Task directions: Where a line of the material contains the string "dnevni", copy that line.

Dataset content:
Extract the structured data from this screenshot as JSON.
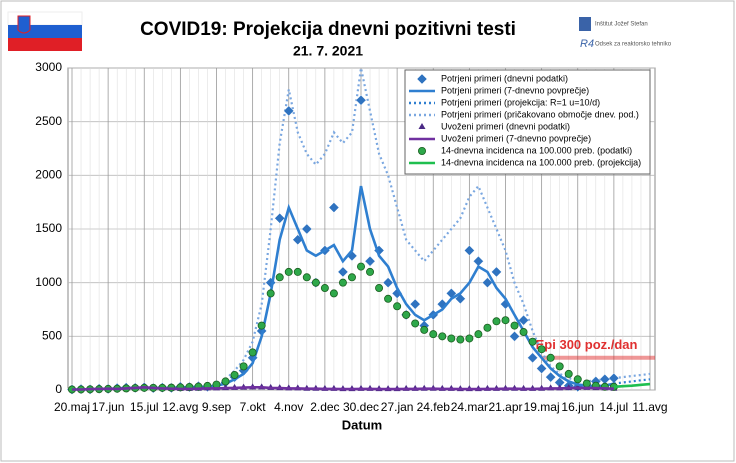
{
  "chart_data": {
    "type": "line",
    "title": "COVID19: Projekcija dnevni pozitivni testi",
    "subtitle": "21. 7. 2021",
    "x_label": "Datum",
    "logo_lines": [
      "Inštitut Jožef Stefan",
      "Odsek za reaktorsko tehniko"
    ],
    "categories": [
      "20.maj",
      null,
      null,
      null,
      "17.jun",
      null,
      null,
      null,
      "15.jul",
      null,
      null,
      null,
      "12.avg",
      null,
      null,
      null,
      "9.sep",
      null,
      null,
      null,
      "7.okt",
      null,
      null,
      null,
      "4.nov",
      null,
      null,
      null,
      "2.dec",
      null,
      null,
      null,
      "30.dec",
      null,
      null,
      null,
      "27.jan",
      null,
      null,
      null,
      "24.feb",
      null,
      null,
      null,
      "24.mar",
      null,
      null,
      null,
      "21.apr",
      null,
      null,
      null,
      "19.maj",
      null,
      null,
      null,
      "16.jun",
      null,
      null,
      null,
      "14.jul",
      null,
      null,
      null,
      "11.avg"
    ],
    "ylim": [
      0,
      3000
    ],
    "yticks": [
      0,
      500,
      1000,
      1500,
      2000,
      2500,
      3000
    ],
    "grid": true,
    "legend": "top-right",
    "series": [
      {
        "name": "Potrjeni primeri (dnevni podatki)",
        "color": "#2f73c0",
        "marker": "diamond",
        "dash": "none",
        "values": [
          5,
          8,
          6,
          12,
          10,
          18,
          22,
          20,
          25,
          18,
          22,
          20,
          30,
          28,
          35,
          30,
          45,
          70,
          120,
          180,
          300,
          550,
          1000,
          1600,
          2600,
          1400,
          1500,
          1000,
          1300,
          1700,
          1100,
          1250,
          2700,
          1200,
          1300,
          1000,
          900,
          700,
          800,
          600,
          700,
          800,
          900,
          850,
          1300,
          1200,
          1000,
          1100,
          800,
          500,
          650,
          300,
          200,
          120,
          70,
          40,
          30,
          45,
          80,
          100,
          110,
          null,
          null,
          null,
          null
        ]
      },
      {
        "name": "Potrjeni primeri (7-dnevno povprečje)",
        "color": "#2f7fd0",
        "marker": "none",
        "dash": "solid",
        "values": [
          5,
          5,
          5,
          10,
          10,
          15,
          20,
          20,
          20,
          20,
          20,
          20,
          25,
          25,
          30,
          30,
          40,
          60,
          100,
          150,
          250,
          500,
          900,
          1400,
          1700,
          1500,
          1300,
          1250,
          1300,
          1350,
          1200,
          1300,
          1900,
          1500,
          1250,
          1150,
          950,
          800,
          700,
          650,
          700,
          750,
          850,
          900,
          1000,
          1150,
          1100,
          950,
          850,
          700,
          550,
          400,
          300,
          200,
          130,
          80,
          50,
          40,
          35,
          40,
          60,
          null,
          null,
          null,
          null
        ]
      },
      {
        "name": "Potrjeni primeri (projekcija: R=1 u=10/d)",
        "color": "#2f7fd0",
        "marker": "none",
        "dash": "dot",
        "values": [
          null,
          null,
          null,
          null,
          null,
          null,
          null,
          null,
          null,
          null,
          null,
          null,
          null,
          null,
          null,
          null,
          null,
          null,
          null,
          null,
          null,
          null,
          null,
          null,
          null,
          null,
          null,
          null,
          null,
          null,
          null,
          null,
          null,
          null,
          null,
          null,
          null,
          null,
          null,
          null,
          null,
          null,
          null,
          null,
          null,
          null,
          null,
          null,
          null,
          null,
          null,
          null,
          null,
          null,
          null,
          null,
          null,
          null,
          null,
          null,
          60,
          70,
          80,
          90,
          100
        ]
      },
      {
        "name": "Potrjeni primeri (pričakovano območje dnev. pod.)",
        "color": "#7aa7e0",
        "marker": "none",
        "dash": "dot",
        "values": [
          null,
          null,
          null,
          null,
          null,
          null,
          null,
          null,
          null,
          null,
          null,
          null,
          null,
          null,
          null,
          null,
          null,
          100,
          180,
          280,
          450,
          800,
          1500,
          2300,
          2800,
          2400,
          2200,
          2100,
          2200,
          2400,
          2300,
          2400,
          3000,
          2600,
          2200,
          2000,
          1700,
          1400,
          1300,
          1200,
          1300,
          1400,
          1500,
          1600,
          1800,
          1900,
          1700,
          1500,
          1300,
          1000,
          800,
          550,
          350,
          220,
          150,
          110,
          90,
          80,
          90,
          100,
          110,
          120,
          130,
          140,
          150
        ]
      },
      {
        "name": "Uvoženi primeri (dnevni podatki)",
        "color": "#4b2a85",
        "marker": "triangle",
        "dash": "none",
        "values": [
          5,
          5,
          8,
          10,
          12,
          10,
          15,
          20,
          25,
          20,
          15,
          12,
          10,
          10,
          12,
          15,
          15,
          18,
          20,
          22,
          25,
          25,
          20,
          18,
          15,
          15,
          12,
          12,
          10,
          10,
          8,
          8,
          10,
          10,
          8,
          8,
          8,
          10,
          10,
          12,
          12,
          10,
          10,
          8,
          8,
          8,
          10,
          10,
          12,
          12,
          10,
          10,
          12,
          15,
          15,
          18,
          20,
          20,
          18,
          15,
          12,
          null,
          null,
          null,
          null
        ]
      },
      {
        "name": "Uvoženi primeri (7-dnevno povprečje)",
        "color": "#7030a0",
        "marker": "none",
        "dash": "solid",
        "values": [
          5,
          5,
          8,
          10,
          12,
          10,
          15,
          20,
          25,
          20,
          15,
          12,
          10,
          10,
          12,
          15,
          15,
          18,
          20,
          22,
          25,
          25,
          20,
          18,
          15,
          15,
          12,
          12,
          10,
          10,
          8,
          8,
          10,
          10,
          8,
          8,
          8,
          10,
          10,
          12,
          12,
          10,
          10,
          8,
          8,
          8,
          10,
          10,
          12,
          12,
          10,
          10,
          12,
          15,
          15,
          18,
          20,
          20,
          18,
          15,
          12,
          null,
          null,
          null,
          null
        ]
      },
      {
        "name": "14-dnevna incidenca na 100.000 preb. (podatki)",
        "color": "#2ea84a",
        "marker": "circle",
        "dash": "none",
        "values": [
          5,
          5,
          6,
          8,
          10,
          12,
          15,
          18,
          20,
          20,
          20,
          22,
          25,
          28,
          32,
          38,
          50,
          80,
          140,
          220,
          350,
          600,
          900,
          1050,
          1100,
          1100,
          1050,
          1000,
          950,
          900,
          1000,
          1050,
          1150,
          1100,
          950,
          850,
          780,
          700,
          620,
          560,
          520,
          500,
          480,
          470,
          480,
          520,
          580,
          640,
          650,
          600,
          540,
          450,
          380,
          300,
          220,
          150,
          100,
          60,
          40,
          30,
          30,
          null,
          null,
          null,
          null
        ]
      },
      {
        "name": "14-dnevna incidenca na 100.000 preb. (projekcija)",
        "color": "#1fbf4f",
        "marker": "none",
        "dash": "solid",
        "values": [
          null,
          null,
          null,
          null,
          null,
          null,
          null,
          null,
          null,
          null,
          null,
          null,
          null,
          null,
          null,
          null,
          null,
          null,
          null,
          null,
          null,
          null,
          null,
          null,
          null,
          null,
          null,
          null,
          null,
          null,
          null,
          null,
          null,
          null,
          null,
          null,
          null,
          null,
          null,
          null,
          null,
          null,
          null,
          null,
          null,
          null,
          null,
          null,
          null,
          null,
          null,
          null,
          null,
          null,
          null,
          null,
          null,
          null,
          null,
          null,
          30,
          35,
          40,
          48,
          55
        ]
      }
    ],
    "annotations": [
      {
        "text": "Epi 300 poz./dan",
        "y": 300,
        "color": "#e03030"
      }
    ]
  }
}
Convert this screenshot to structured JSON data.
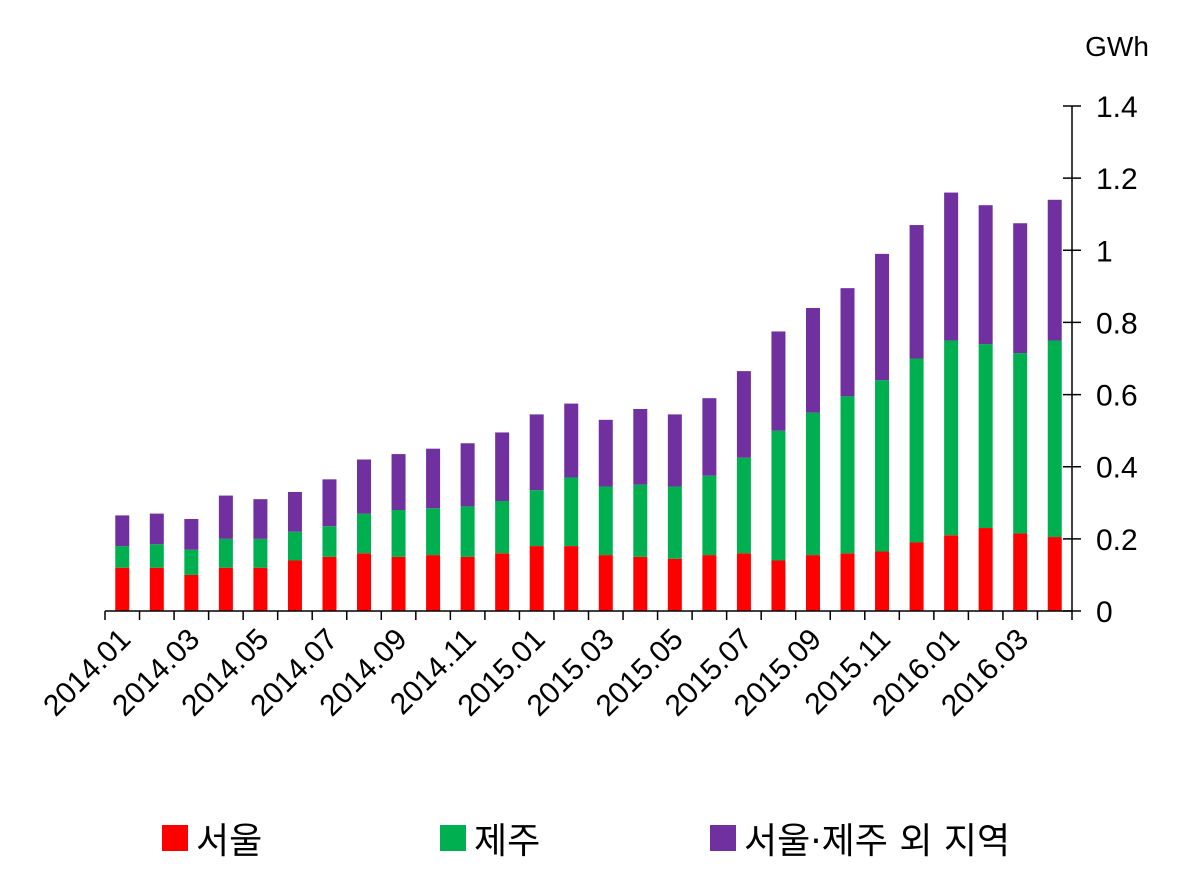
{
  "chart_data": {
    "type": "bar",
    "stacked": true,
    "unit": "GWh",
    "ylim": [
      0,
      1.4
    ],
    "yticks": [
      "0",
      "0.2",
      "0.4",
      "0.6",
      "0.8",
      "1",
      "1.2",
      "1.4"
    ],
    "categories": [
      "2014.01",
      "2014.02",
      "2014.03",
      "2014.04",
      "2014.05",
      "2014.06",
      "2014.07",
      "2014.08",
      "2014.09",
      "2014.10",
      "2014.11",
      "2014.12",
      "2015.01",
      "2015.02",
      "2015.03",
      "2015.04",
      "2015.05",
      "2015.06",
      "2015.07",
      "2015.08",
      "2015.09",
      "2015.10",
      "2015.11",
      "2015.12",
      "2016.01",
      "2016.02",
      "2016.03",
      "2016.04"
    ],
    "xtick_labels": [
      "2014.01",
      "2014.03",
      "2014.05",
      "2014.07",
      "2014.09",
      "2014.11",
      "2015.01",
      "2015.03",
      "2015.05",
      "2015.07",
      "2015.09",
      "2015.11",
      "2016.01",
      "2016.03"
    ],
    "series": [
      {
        "name": "서울",
        "color": "#ff0000",
        "values": [
          0.12,
          0.12,
          0.1,
          0.12,
          0.12,
          0.14,
          0.15,
          0.16,
          0.15,
          0.155,
          0.15,
          0.16,
          0.18,
          0.18,
          0.155,
          0.15,
          0.145,
          0.155,
          0.16,
          0.14,
          0.155,
          0.16,
          0.165,
          0.19,
          0.21,
          0.23,
          0.215,
          0.205
        ]
      },
      {
        "name": "제주",
        "color": "#00b050",
        "values": [
          0.06,
          0.065,
          0.07,
          0.08,
          0.08,
          0.08,
          0.085,
          0.11,
          0.13,
          0.13,
          0.14,
          0.145,
          0.155,
          0.19,
          0.19,
          0.2,
          0.2,
          0.22,
          0.265,
          0.36,
          0.395,
          0.435,
          0.475,
          0.51,
          0.54,
          0.51,
          0.5,
          0.545
        ]
      },
      {
        "name": "서울·제주 외 지역",
        "color": "#7030a0",
        "values": [
          0.085,
          0.085,
          0.085,
          0.12,
          0.11,
          0.11,
          0.13,
          0.15,
          0.155,
          0.165,
          0.175,
          0.19,
          0.21,
          0.205,
          0.185,
          0.21,
          0.2,
          0.215,
          0.24,
          0.275,
          0.29,
          0.3,
          0.35,
          0.37,
          0.41,
          0.385,
          0.36,
          0.39
        ]
      }
    ]
  }
}
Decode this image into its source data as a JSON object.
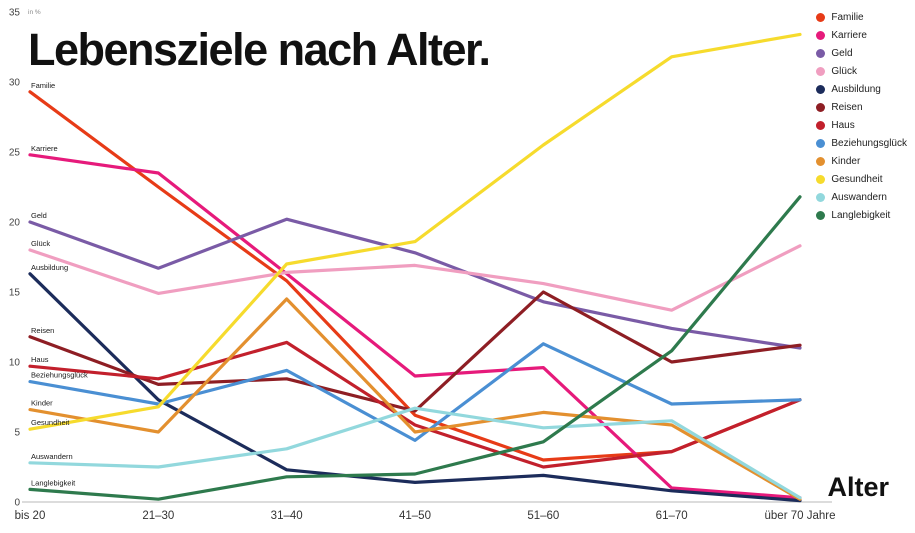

Answer for this exercise:
    "title": "COVID19: Projekcija dnevni pozitivni testi",
        "name": "Potrjeni primeri (dnevni podatki)",
        "name": "Uvoženi primeri (dnevni podatki)",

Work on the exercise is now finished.